● Extrait du texte:
↓↓↓

Le Parti socialiste/Livre I/Chapitre 4


CHAPITRE IV

La liberté individuelle.


La première de toutes les libertés, ou plutôt, car la liberté est une et indivisible, la base fondamentale de la liberté est la liberté individuelle.

L’inviolabilité de la personne humaine, voilà quel doit être le principe essentiel de la constitution d’un peuple libre.

Là plus complète liberté d’agir et de penser doit être laissée à chaque citoyen.

Cette liberté n’est restreinte que par le respect de la liberté des autres.

On ne peut toucher à la liberté d’un citoyen que lorsqu’il s’est rendu coupable d’un attentat contre un autre citoyen ou contre la sûreté publique.

Mais en ce cas on doit procéder contre lui d’après les formes prévues et rigoureusement prescrites pour les accusations.

Il ne faut pas en dehors de ces formes précises que, sous prétexte de raison d’État, de salut public, de sûreté générale, l’on puisse toucher à un individu.

↑↑↑

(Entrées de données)
↓↓↓

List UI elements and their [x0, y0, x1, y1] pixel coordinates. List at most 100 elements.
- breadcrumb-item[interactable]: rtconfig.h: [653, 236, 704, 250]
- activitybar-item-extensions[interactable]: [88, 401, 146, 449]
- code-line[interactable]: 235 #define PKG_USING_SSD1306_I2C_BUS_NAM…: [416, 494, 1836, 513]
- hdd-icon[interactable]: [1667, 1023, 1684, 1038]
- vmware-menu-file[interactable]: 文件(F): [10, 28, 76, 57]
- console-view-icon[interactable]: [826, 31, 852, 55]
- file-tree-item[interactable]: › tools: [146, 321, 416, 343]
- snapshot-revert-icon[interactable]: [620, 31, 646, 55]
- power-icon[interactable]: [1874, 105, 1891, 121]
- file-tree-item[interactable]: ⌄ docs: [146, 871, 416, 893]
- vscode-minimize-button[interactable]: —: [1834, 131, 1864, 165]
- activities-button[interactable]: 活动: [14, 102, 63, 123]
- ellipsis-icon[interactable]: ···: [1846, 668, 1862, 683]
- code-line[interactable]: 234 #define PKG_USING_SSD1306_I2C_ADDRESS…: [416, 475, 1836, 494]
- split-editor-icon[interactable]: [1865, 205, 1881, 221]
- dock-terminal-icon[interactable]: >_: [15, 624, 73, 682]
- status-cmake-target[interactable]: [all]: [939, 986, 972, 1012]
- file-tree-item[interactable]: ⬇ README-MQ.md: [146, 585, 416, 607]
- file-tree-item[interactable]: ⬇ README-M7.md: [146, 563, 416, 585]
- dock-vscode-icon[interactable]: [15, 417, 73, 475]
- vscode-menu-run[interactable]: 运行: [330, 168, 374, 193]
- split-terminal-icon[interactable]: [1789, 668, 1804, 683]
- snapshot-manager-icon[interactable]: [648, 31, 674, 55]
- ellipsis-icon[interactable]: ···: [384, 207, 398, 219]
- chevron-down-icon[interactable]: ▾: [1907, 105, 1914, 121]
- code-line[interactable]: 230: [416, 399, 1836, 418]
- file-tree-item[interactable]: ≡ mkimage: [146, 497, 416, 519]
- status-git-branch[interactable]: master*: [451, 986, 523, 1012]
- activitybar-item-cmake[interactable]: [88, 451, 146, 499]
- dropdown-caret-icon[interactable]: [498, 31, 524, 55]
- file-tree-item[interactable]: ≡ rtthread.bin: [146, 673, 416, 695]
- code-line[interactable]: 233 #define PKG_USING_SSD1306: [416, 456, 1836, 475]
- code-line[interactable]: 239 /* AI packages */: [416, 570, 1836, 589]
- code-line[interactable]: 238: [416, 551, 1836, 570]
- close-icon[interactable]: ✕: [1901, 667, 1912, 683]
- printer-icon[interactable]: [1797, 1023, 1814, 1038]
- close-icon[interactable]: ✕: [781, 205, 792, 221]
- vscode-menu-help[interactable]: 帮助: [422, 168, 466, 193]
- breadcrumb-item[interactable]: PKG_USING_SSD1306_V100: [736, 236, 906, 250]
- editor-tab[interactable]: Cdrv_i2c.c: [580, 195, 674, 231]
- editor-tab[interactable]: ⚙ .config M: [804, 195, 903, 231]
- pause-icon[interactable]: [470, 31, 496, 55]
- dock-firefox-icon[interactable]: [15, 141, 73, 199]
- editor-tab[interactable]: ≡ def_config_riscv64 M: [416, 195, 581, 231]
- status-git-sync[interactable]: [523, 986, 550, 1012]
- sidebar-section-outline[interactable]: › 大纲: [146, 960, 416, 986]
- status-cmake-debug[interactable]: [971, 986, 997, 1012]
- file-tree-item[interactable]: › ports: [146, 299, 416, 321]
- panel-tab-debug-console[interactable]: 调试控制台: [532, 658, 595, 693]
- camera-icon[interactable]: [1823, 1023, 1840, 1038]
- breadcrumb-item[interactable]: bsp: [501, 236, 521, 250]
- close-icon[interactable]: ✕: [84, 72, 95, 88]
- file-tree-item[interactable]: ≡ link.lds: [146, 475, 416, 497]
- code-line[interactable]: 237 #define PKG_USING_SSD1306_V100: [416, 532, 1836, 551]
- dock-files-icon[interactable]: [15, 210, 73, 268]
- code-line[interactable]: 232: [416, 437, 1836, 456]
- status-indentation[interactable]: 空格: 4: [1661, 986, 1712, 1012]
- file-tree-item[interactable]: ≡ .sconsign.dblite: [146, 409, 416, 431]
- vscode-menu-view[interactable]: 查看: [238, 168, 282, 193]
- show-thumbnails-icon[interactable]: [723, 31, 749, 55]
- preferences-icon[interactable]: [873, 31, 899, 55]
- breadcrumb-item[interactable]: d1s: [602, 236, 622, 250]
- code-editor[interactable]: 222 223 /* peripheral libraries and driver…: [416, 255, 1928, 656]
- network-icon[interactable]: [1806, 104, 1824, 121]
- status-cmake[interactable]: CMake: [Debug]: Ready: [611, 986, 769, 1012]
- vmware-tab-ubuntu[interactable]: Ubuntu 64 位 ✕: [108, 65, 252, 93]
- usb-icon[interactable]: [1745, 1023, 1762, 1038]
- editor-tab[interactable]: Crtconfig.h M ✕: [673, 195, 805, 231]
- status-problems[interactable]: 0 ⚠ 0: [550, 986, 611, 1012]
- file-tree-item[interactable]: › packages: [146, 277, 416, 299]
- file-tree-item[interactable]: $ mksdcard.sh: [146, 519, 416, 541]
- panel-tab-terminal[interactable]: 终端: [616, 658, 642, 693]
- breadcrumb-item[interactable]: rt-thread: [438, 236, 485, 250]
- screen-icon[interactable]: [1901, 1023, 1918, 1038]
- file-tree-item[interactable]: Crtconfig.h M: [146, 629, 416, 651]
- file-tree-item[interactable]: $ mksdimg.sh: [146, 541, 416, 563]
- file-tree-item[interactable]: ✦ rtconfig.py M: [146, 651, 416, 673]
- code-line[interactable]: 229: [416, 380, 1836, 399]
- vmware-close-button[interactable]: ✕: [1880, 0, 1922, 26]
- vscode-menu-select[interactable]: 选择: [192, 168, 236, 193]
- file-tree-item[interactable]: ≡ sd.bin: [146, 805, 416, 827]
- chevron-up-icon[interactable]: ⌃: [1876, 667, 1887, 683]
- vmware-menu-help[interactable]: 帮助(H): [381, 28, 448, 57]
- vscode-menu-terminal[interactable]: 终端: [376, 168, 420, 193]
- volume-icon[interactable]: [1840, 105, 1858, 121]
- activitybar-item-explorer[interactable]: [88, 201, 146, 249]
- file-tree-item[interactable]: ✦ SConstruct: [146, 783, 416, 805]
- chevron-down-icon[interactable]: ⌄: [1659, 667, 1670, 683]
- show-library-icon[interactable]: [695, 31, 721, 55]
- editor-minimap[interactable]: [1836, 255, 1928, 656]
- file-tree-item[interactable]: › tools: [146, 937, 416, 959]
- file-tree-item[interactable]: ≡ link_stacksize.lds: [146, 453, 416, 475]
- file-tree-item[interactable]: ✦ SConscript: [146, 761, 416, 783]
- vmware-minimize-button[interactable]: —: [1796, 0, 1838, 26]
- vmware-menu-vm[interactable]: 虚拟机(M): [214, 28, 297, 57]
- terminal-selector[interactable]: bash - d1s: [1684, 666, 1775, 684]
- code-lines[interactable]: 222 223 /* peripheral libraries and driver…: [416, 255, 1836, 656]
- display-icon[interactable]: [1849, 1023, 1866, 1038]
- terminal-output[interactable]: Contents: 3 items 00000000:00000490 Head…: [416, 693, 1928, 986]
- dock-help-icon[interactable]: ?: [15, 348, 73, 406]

↑↑↑

● Exercice A: D'après l'extrait, qu'est-ce qui restreint la liberté de chaque citoyen ?
● Exercice B: Recopiez sans rien changer le passage des entrées qui commence à leur toute première ligne et s'achève sur la ligne contenant "- activitybar-item-extensions[interactable]: [88, 401, 146, 449]", cette dernière incluse.
Les entrées n'ont aucun lien avec l'extrait.

● Corrigé A: Le respect de la liberté des autres.

● Corrigé B:
List UI elements and their [x0, y0, x1, y1] pixel coordinates. List at most 100 elements.
- breadcrumb-item[interactable]: rtconfig.h: [653, 236, 704, 250]
- activitybar-item-extensions[interactable]: [88, 401, 146, 449]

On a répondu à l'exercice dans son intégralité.